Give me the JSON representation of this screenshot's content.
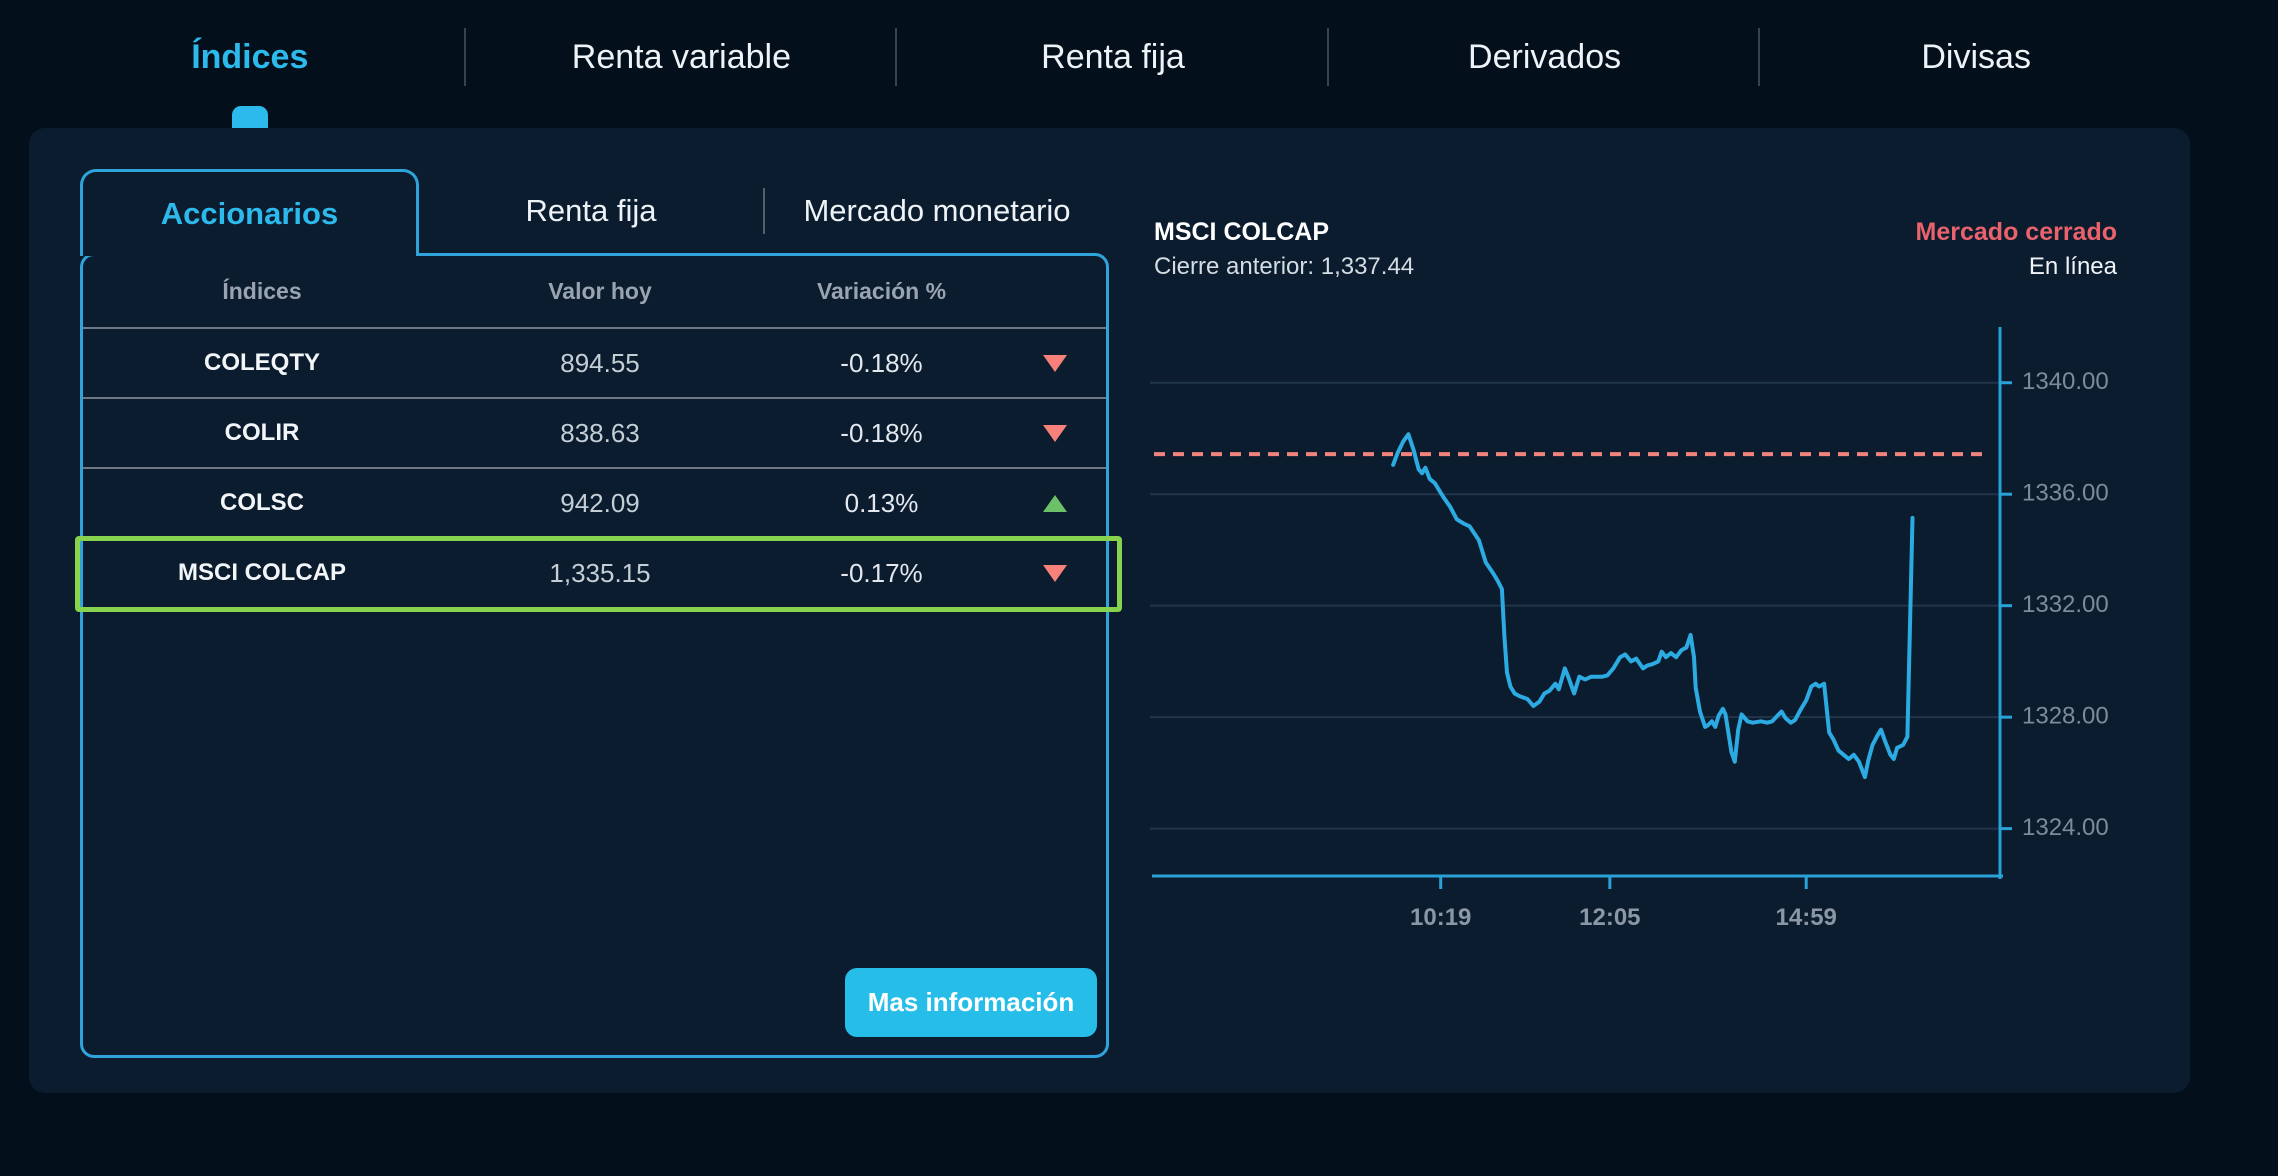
{
  "nav": {
    "tabs": [
      {
        "label": "Índices",
        "active": true
      },
      {
        "label": "Renta variable",
        "active": false
      },
      {
        "label": "Renta fija",
        "active": false
      },
      {
        "label": "Derivados",
        "active": false
      },
      {
        "label": "Divisas",
        "active": false
      }
    ]
  },
  "panel": {
    "tabs": [
      {
        "label": "Accionarios",
        "active": true
      },
      {
        "label": "Renta fija",
        "active": false
      },
      {
        "label": "Mercado monetario",
        "active": false
      }
    ],
    "table": {
      "headers": [
        "Índices",
        "Valor hoy",
        "Variación %"
      ],
      "rows": [
        {
          "name": "COLEQTY",
          "value": "894.55",
          "change": "-0.18%",
          "direction": "down",
          "highlighted": false
        },
        {
          "name": "COLIR",
          "value": "838.63",
          "change": "-0.18%",
          "direction": "down",
          "highlighted": false
        },
        {
          "name": "COLSC",
          "value": "942.09",
          "change": "0.13%",
          "direction": "up",
          "highlighted": false
        },
        {
          "name": "MSCI COLCAP",
          "value": "1,335.15",
          "change": "-0.17%",
          "direction": "down",
          "highlighted": true
        }
      ]
    },
    "button": {
      "label": "Mas información"
    }
  },
  "chart": {
    "title": "MSCI COLCAP",
    "prev_close_label": "Cierre anterior: 1,337.44",
    "status": "Mercado cerrado",
    "mode": "En línea"
  },
  "chart_data": {
    "type": "line",
    "title": "MSCI COLCAP intraday",
    "prev_close": 1337.44,
    "y_ticks": [
      1340,
      1336,
      1332,
      1328,
      1324
    ],
    "y_range": [
      1322.3,
      1342.0
    ],
    "x_ticks": [
      {
        "label": "10:19",
        "pos": 0.342
      },
      {
        "label": "12:05",
        "pos": 0.541
      },
      {
        "label": "14:59",
        "pos": 0.772
      }
    ],
    "grid": "horizontal",
    "series": [
      {
        "name": "MSCI COLCAP",
        "points": [
          [
            0.286,
            1337.05
          ],
          [
            0.291,
            1337.45
          ],
          [
            0.298,
            1337.9
          ],
          [
            0.304,
            1338.15
          ],
          [
            0.31,
            1337.6
          ],
          [
            0.316,
            1336.9
          ],
          [
            0.32,
            1336.75
          ],
          [
            0.324,
            1336.95
          ],
          [
            0.329,
            1336.55
          ],
          [
            0.335,
            1336.4
          ],
          [
            0.345,
            1335.9
          ],
          [
            0.353,
            1335.55
          ],
          [
            0.361,
            1335.1
          ],
          [
            0.369,
            1334.95
          ],
          [
            0.376,
            1334.85
          ],
          [
            0.387,
            1334.35
          ],
          [
            0.395,
            1333.55
          ],
          [
            0.404,
            1333.15
          ],
          [
            0.409,
            1332.9
          ],
          [
            0.414,
            1332.6
          ],
          [
            0.417,
            1330.9
          ],
          [
            0.42,
            1329.6
          ],
          [
            0.424,
            1329.1
          ],
          [
            0.429,
            1328.85
          ],
          [
            0.435,
            1328.75
          ],
          [
            0.444,
            1328.65
          ],
          [
            0.451,
            1328.4
          ],
          [
            0.458,
            1328.55
          ],
          [
            0.464,
            1328.85
          ],
          [
            0.47,
            1328.95
          ],
          [
            0.477,
            1329.2
          ],
          [
            0.481,
            1329.0
          ],
          [
            0.488,
            1329.75
          ],
          [
            0.492,
            1329.45
          ],
          [
            0.499,
            1328.85
          ],
          [
            0.505,
            1329.45
          ],
          [
            0.512,
            1329.35
          ],
          [
            0.519,
            1329.45
          ],
          [
            0.532,
            1329.45
          ],
          [
            0.538,
            1329.5
          ],
          [
            0.545,
            1329.75
          ],
          [
            0.553,
            1330.15
          ],
          [
            0.559,
            1330.25
          ],
          [
            0.566,
            1330.0
          ],
          [
            0.572,
            1330.1
          ],
          [
            0.58,
            1329.75
          ],
          [
            0.585,
            1329.85
          ],
          [
            0.591,
            1329.9
          ],
          [
            0.598,
            1330.0
          ],
          [
            0.602,
            1330.35
          ],
          [
            0.607,
            1330.15
          ],
          [
            0.613,
            1330.3
          ],
          [
            0.619,
            1330.15
          ],
          [
            0.625,
            1330.4
          ],
          [
            0.631,
            1330.5
          ],
          [
            0.636,
            1330.95
          ],
          [
            0.64,
            1330.15
          ],
          [
            0.642,
            1329.05
          ],
          [
            0.647,
            1328.2
          ],
          [
            0.653,
            1327.65
          ],
          [
            0.656,
            1327.7
          ],
          [
            0.661,
            1327.85
          ],
          [
            0.665,
            1327.65
          ],
          [
            0.669,
            1328.05
          ],
          [
            0.674,
            1328.3
          ],
          [
            0.677,
            1328.1
          ],
          [
            0.684,
            1326.75
          ],
          [
            0.688,
            1326.4
          ],
          [
            0.692,
            1327.55
          ],
          [
            0.696,
            1328.1
          ],
          [
            0.703,
            1327.85
          ],
          [
            0.709,
            1327.8
          ],
          [
            0.719,
            1327.85
          ],
          [
            0.726,
            1327.8
          ],
          [
            0.732,
            1327.85
          ],
          [
            0.738,
            1328.05
          ],
          [
            0.743,
            1328.2
          ],
          [
            0.748,
            1327.95
          ],
          [
            0.754,
            1327.8
          ],
          [
            0.759,
            1327.9
          ],
          [
            0.765,
            1328.25
          ],
          [
            0.772,
            1328.6
          ],
          [
            0.778,
            1329.1
          ],
          [
            0.783,
            1329.2
          ],
          [
            0.787,
            1329.1
          ],
          [
            0.793,
            1329.2
          ],
          [
            0.799,
            1327.45
          ],
          [
            0.804,
            1327.2
          ],
          [
            0.81,
            1326.8
          ],
          [
            0.816,
            1326.65
          ],
          [
            0.822,
            1326.5
          ],
          [
            0.828,
            1326.65
          ],
          [
            0.834,
            1326.4
          ],
          [
            0.841,
            1325.85
          ],
          [
            0.845,
            1326.45
          ],
          [
            0.85,
            1327.0
          ],
          [
            0.855,
            1327.3
          ],
          [
            0.86,
            1327.55
          ],
          [
            0.864,
            1327.2
          ],
          [
            0.871,
            1326.65
          ],
          [
            0.875,
            1326.5
          ],
          [
            0.879,
            1326.9
          ],
          [
            0.886,
            1327.0
          ],
          [
            0.891,
            1327.3
          ],
          [
            0.897,
            1335.15
          ]
        ]
      }
    ]
  },
  "colors": {
    "accent": "#2cb9ec",
    "card_border": "#2fa3da",
    "chart_line": "#2caae2",
    "axis": "#2aa2d8",
    "grid": "#203549",
    "axis_label": "#7e8b99",
    "x_label": "#8b97a4",
    "positive": "#6cc068",
    "negative": "#f5817a",
    "highlight_border": "#87d34d",
    "status_closed": "#e9626c",
    "prev_close_line": "#f0837b",
    "button_bg": "#27bde9"
  }
}
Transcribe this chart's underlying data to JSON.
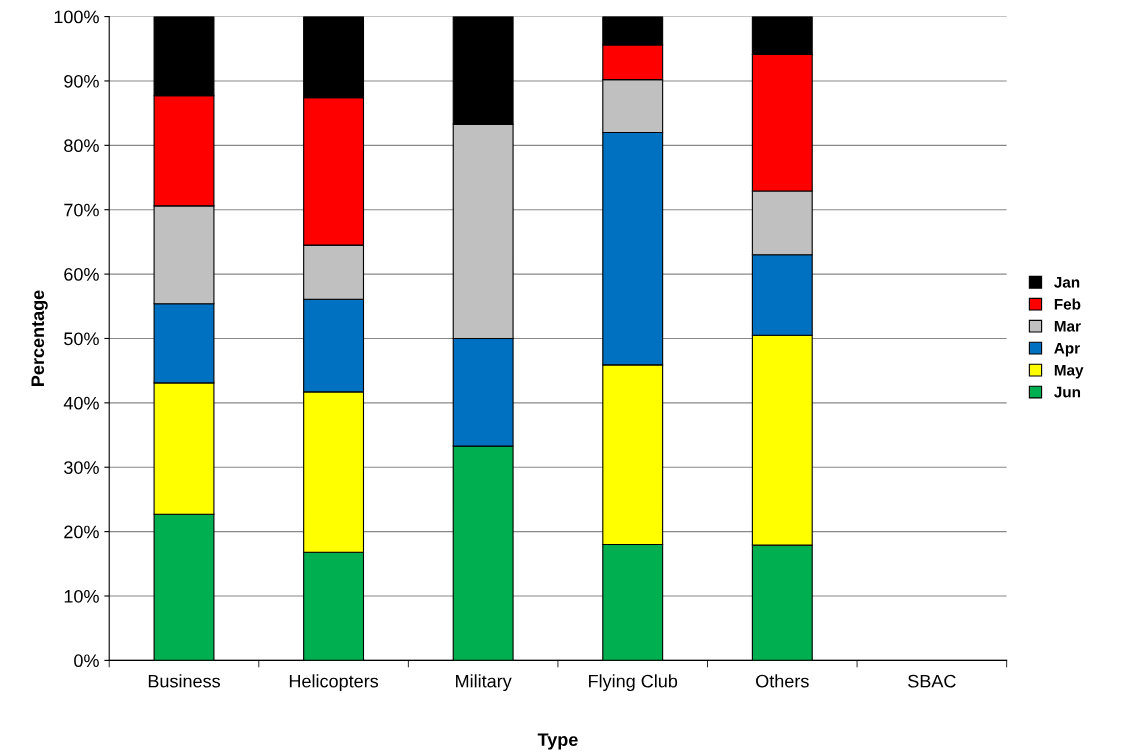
{
  "chart_data": {
    "type": "bar",
    "stacked": true,
    "xlabel": "Type",
    "ylabel": "Percentage",
    "categories": [
      "Business",
      "Helicopters",
      "Military",
      "Flying Club",
      "Others",
      "SBAC"
    ],
    "series": [
      {
        "name": "Jun",
        "color": "#00b050",
        "values": [
          22.7,
          16.8,
          33.3,
          18.0,
          17.9,
          null
        ]
      },
      {
        "name": "May",
        "color": "#ffff00",
        "values": [
          20.4,
          24.9,
          0,
          27.9,
          32.6,
          null
        ]
      },
      {
        "name": "Apr",
        "color": "#0070c0",
        "values": [
          12.3,
          14.4,
          16.7,
          36.1,
          12.5,
          null
        ]
      },
      {
        "name": "Mar",
        "color": "#c0c0c0",
        "values": [
          15.2,
          8.4,
          33.3,
          8.2,
          9.9,
          null
        ]
      },
      {
        "name": "Feb",
        "color": "#ff0000",
        "values": [
          17.1,
          22.9,
          0,
          5.4,
          21.2,
          null
        ]
      },
      {
        "name": "Jan",
        "color": "#000000",
        "values": [
          12.3,
          12.6,
          16.7,
          4.4,
          5.9,
          null
        ]
      }
    ],
    "ylim": [
      0,
      100
    ],
    "yticks": [
      {
        "value": 0,
        "label": "0%"
      },
      {
        "value": 10,
        "label": "10%"
      },
      {
        "value": 20,
        "label": "20%"
      },
      {
        "value": 30,
        "label": "30%"
      },
      {
        "value": 40,
        "label": "40%"
      },
      {
        "value": 50,
        "label": "50%"
      },
      {
        "value": 60,
        "label": "60%"
      },
      {
        "value": 70,
        "label": "70%"
      },
      {
        "value": 80,
        "label": "80%"
      },
      {
        "value": 90,
        "label": "90%"
      },
      {
        "value": 100,
        "label": "100%"
      }
    ],
    "grid": "y",
    "legend": "right"
  }
}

**Given problem**:
Search the lines for "change". Copy each line that has it.

**Solution below**:
          "change": "-0.18%",
          "change": "-0.18%",
          "change": "0.13%",
          "change": "-0.17%",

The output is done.